Material supplied.
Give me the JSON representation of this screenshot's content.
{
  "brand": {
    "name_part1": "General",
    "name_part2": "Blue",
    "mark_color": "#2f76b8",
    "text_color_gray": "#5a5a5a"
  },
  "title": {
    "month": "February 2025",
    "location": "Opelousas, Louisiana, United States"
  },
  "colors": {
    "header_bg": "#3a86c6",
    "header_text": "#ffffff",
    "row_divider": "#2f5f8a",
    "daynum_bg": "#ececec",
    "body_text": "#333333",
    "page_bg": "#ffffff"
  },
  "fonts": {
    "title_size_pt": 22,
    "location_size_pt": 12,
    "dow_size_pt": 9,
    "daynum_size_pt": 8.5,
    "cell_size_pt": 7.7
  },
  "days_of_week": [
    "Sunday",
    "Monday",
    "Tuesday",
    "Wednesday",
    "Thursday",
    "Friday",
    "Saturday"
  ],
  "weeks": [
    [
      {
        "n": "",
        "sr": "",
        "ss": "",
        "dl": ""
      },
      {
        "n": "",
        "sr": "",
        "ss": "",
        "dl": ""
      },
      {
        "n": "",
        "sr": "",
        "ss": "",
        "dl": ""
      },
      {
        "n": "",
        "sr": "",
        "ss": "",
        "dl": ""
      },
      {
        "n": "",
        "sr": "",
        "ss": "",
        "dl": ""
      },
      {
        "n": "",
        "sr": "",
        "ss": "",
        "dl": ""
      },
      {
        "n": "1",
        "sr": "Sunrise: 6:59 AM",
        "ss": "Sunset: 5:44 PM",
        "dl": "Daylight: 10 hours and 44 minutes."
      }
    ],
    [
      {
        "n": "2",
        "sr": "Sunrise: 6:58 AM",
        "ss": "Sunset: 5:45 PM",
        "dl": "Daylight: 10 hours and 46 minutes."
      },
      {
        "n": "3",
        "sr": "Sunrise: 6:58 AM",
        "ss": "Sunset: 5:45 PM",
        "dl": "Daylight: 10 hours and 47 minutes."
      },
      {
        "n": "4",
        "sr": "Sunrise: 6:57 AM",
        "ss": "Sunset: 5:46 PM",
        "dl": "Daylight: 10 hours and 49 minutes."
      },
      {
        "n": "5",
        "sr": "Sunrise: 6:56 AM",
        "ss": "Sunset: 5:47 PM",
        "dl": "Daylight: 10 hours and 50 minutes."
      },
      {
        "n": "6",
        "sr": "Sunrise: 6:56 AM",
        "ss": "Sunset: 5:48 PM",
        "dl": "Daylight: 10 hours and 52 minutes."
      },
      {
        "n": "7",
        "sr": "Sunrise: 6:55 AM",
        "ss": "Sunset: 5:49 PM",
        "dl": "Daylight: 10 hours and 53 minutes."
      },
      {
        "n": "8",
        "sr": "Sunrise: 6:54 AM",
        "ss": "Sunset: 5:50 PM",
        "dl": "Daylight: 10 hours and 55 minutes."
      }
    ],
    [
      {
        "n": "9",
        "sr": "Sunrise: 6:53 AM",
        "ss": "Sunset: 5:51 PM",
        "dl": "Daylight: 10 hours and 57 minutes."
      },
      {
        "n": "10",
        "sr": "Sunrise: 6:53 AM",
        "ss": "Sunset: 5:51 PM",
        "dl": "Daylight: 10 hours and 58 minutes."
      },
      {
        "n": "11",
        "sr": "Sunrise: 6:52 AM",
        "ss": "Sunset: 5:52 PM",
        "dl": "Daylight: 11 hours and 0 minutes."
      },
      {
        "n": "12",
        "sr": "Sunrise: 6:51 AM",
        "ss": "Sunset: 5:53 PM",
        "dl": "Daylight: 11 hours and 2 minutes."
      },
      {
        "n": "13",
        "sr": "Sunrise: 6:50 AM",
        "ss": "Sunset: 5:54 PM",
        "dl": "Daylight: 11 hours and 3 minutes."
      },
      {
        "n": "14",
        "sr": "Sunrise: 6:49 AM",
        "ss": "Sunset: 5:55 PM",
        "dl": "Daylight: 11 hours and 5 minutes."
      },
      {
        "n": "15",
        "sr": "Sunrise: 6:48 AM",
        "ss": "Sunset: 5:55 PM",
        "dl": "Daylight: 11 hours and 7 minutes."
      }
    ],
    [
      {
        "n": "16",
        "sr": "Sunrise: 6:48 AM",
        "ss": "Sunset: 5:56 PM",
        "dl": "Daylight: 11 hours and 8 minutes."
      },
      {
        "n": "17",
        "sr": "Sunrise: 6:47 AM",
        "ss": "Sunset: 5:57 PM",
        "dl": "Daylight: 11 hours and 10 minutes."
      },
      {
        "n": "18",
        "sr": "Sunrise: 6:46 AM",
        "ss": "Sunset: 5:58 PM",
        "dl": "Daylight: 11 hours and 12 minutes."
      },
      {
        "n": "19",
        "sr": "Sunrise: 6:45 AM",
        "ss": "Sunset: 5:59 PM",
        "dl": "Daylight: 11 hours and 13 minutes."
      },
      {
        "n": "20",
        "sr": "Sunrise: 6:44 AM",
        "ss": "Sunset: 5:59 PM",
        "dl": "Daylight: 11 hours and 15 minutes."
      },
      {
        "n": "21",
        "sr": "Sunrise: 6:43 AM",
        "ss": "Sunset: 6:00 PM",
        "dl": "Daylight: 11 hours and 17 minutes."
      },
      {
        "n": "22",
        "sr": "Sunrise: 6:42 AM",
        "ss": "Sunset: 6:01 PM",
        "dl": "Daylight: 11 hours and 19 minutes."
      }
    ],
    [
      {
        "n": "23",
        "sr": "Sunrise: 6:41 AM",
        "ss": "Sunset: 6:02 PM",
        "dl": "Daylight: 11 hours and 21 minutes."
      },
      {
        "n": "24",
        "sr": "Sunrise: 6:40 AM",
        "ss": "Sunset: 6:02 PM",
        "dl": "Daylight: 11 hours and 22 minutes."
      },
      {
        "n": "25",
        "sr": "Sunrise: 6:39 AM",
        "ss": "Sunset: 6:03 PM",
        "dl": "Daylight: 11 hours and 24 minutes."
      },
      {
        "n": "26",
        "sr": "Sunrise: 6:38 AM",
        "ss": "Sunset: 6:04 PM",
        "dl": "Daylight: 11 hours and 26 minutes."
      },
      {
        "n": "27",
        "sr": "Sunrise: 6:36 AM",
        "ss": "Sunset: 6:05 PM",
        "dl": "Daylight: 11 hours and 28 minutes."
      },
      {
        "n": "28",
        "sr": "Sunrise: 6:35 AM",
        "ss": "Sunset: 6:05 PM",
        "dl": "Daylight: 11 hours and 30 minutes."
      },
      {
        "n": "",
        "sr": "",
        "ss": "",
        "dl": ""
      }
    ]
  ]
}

Given problem.
Repeat the material from above exactly, word for word.

Output for this task.
Give me the JSON representation of this screenshot's content.
{
  "brand": {
    "name_part1": "General",
    "name_part2": "Blue",
    "mark_color": "#2f76b8",
    "text_color_gray": "#5a5a5a"
  },
  "title": {
    "month": "February 2025",
    "location": "Opelousas, Louisiana, United States"
  },
  "colors": {
    "header_bg": "#3a86c6",
    "header_text": "#ffffff",
    "row_divider": "#2f5f8a",
    "daynum_bg": "#ececec",
    "body_text": "#333333",
    "page_bg": "#ffffff"
  },
  "fonts": {
    "title_size_pt": 22,
    "location_size_pt": 12,
    "dow_size_pt": 9,
    "daynum_size_pt": 8.5,
    "cell_size_pt": 7.7
  },
  "days_of_week": [
    "Sunday",
    "Monday",
    "Tuesday",
    "Wednesday",
    "Thursday",
    "Friday",
    "Saturday"
  ],
  "weeks": [
    [
      {
        "n": "",
        "sr": "",
        "ss": "",
        "dl": ""
      },
      {
        "n": "",
        "sr": "",
        "ss": "",
        "dl": ""
      },
      {
        "n": "",
        "sr": "",
        "ss": "",
        "dl": ""
      },
      {
        "n": "",
        "sr": "",
        "ss": "",
        "dl": ""
      },
      {
        "n": "",
        "sr": "",
        "ss": "",
        "dl": ""
      },
      {
        "n": "",
        "sr": "",
        "ss": "",
        "dl": ""
      },
      {
        "n": "1",
        "sr": "Sunrise: 6:59 AM",
        "ss": "Sunset: 5:44 PM",
        "dl": "Daylight: 10 hours and 44 minutes."
      }
    ],
    [
      {
        "n": "2",
        "sr": "Sunrise: 6:58 AM",
        "ss": "Sunset: 5:45 PM",
        "dl": "Daylight: 10 hours and 46 minutes."
      },
      {
        "n": "3",
        "sr": "Sunrise: 6:58 AM",
        "ss": "Sunset: 5:45 PM",
        "dl": "Daylight: 10 hours and 47 minutes."
      },
      {
        "n": "4",
        "sr": "Sunrise: 6:57 AM",
        "ss": "Sunset: 5:46 PM",
        "dl": "Daylight: 10 hours and 49 minutes."
      },
      {
        "n": "5",
        "sr": "Sunrise: 6:56 AM",
        "ss": "Sunset: 5:47 PM",
        "dl": "Daylight: 10 hours and 50 minutes."
      },
      {
        "n": "6",
        "sr": "Sunrise: 6:56 AM",
        "ss": "Sunset: 5:48 PM",
        "dl": "Daylight: 10 hours and 52 minutes."
      },
      {
        "n": "7",
        "sr": "Sunrise: 6:55 AM",
        "ss": "Sunset: 5:49 PM",
        "dl": "Daylight: 10 hours and 53 minutes."
      },
      {
        "n": "8",
        "sr": "Sunrise: 6:54 AM",
        "ss": "Sunset: 5:50 PM",
        "dl": "Daylight: 10 hours and 55 minutes."
      }
    ],
    [
      {
        "n": "9",
        "sr": "Sunrise: 6:53 AM",
        "ss": "Sunset: 5:51 PM",
        "dl": "Daylight: 10 hours and 57 minutes."
      },
      {
        "n": "10",
        "sr": "Sunrise: 6:53 AM",
        "ss": "Sunset: 5:51 PM",
        "dl": "Daylight: 10 hours and 58 minutes."
      },
      {
        "n": "11",
        "sr": "Sunrise: 6:52 AM",
        "ss": "Sunset: 5:52 PM",
        "dl": "Daylight: 11 hours and 0 minutes."
      },
      {
        "n": "12",
        "sr": "Sunrise: 6:51 AM",
        "ss": "Sunset: 5:53 PM",
        "dl": "Daylight: 11 hours and 2 minutes."
      },
      {
        "n": "13",
        "sr": "Sunrise: 6:50 AM",
        "ss": "Sunset: 5:54 PM",
        "dl": "Daylight: 11 hours and 3 minutes."
      },
      {
        "n": "14",
        "sr": "Sunrise: 6:49 AM",
        "ss": "Sunset: 5:55 PM",
        "dl": "Daylight: 11 hours and 5 minutes."
      },
      {
        "n": "15",
        "sr": "Sunrise: 6:48 AM",
        "ss": "Sunset: 5:55 PM",
        "dl": "Daylight: 11 hours and 7 minutes."
      }
    ],
    [
      {
        "n": "16",
        "sr": "Sunrise: 6:48 AM",
        "ss": "Sunset: 5:56 PM",
        "dl": "Daylight: 11 hours and 8 minutes."
      },
      {
        "n": "17",
        "sr": "Sunrise: 6:47 AM",
        "ss": "Sunset: 5:57 PM",
        "dl": "Daylight: 11 hours and 10 minutes."
      },
      {
        "n": "18",
        "sr": "Sunrise: 6:46 AM",
        "ss": "Sunset: 5:58 PM",
        "dl": "Daylight: 11 hours and 12 minutes."
      },
      {
        "n": "19",
        "sr": "Sunrise: 6:45 AM",
        "ss": "Sunset: 5:59 PM",
        "dl": "Daylight: 11 hours and 13 minutes."
      },
      {
        "n": "20",
        "sr": "Sunrise: 6:44 AM",
        "ss": "Sunset: 5:59 PM",
        "dl": "Daylight: 11 hours and 15 minutes."
      },
      {
        "n": "21",
        "sr": "Sunrise: 6:43 AM",
        "ss": "Sunset: 6:00 PM",
        "dl": "Daylight: 11 hours and 17 minutes."
      },
      {
        "n": "22",
        "sr": "Sunrise: 6:42 AM",
        "ss": "Sunset: 6:01 PM",
        "dl": "Daylight: 11 hours and 19 minutes."
      }
    ],
    [
      {
        "n": "23",
        "sr": "Sunrise: 6:41 AM",
        "ss": "Sunset: 6:02 PM",
        "dl": "Daylight: 11 hours and 21 minutes."
      },
      {
        "n": "24",
        "sr": "Sunrise: 6:40 AM",
        "ss": "Sunset: 6:02 PM",
        "dl": "Daylight: 11 hours and 22 minutes."
      },
      {
        "n": "25",
        "sr": "Sunrise: 6:39 AM",
        "ss": "Sunset: 6:03 PM",
        "dl": "Daylight: 11 hours and 24 minutes."
      },
      {
        "n": "26",
        "sr": "Sunrise: 6:38 AM",
        "ss": "Sunset: 6:04 PM",
        "dl": "Daylight: 11 hours and 26 minutes."
      },
      {
        "n": "27",
        "sr": "Sunrise: 6:36 AM",
        "ss": "Sunset: 6:05 PM",
        "dl": "Daylight: 11 hours and 28 minutes."
      },
      {
        "n": "28",
        "sr": "Sunrise: 6:35 AM",
        "ss": "Sunset: 6:05 PM",
        "dl": "Daylight: 11 hours and 30 minutes."
      },
      {
        "n": "",
        "sr": "",
        "ss": "",
        "dl": ""
      }
    ]
  ]
}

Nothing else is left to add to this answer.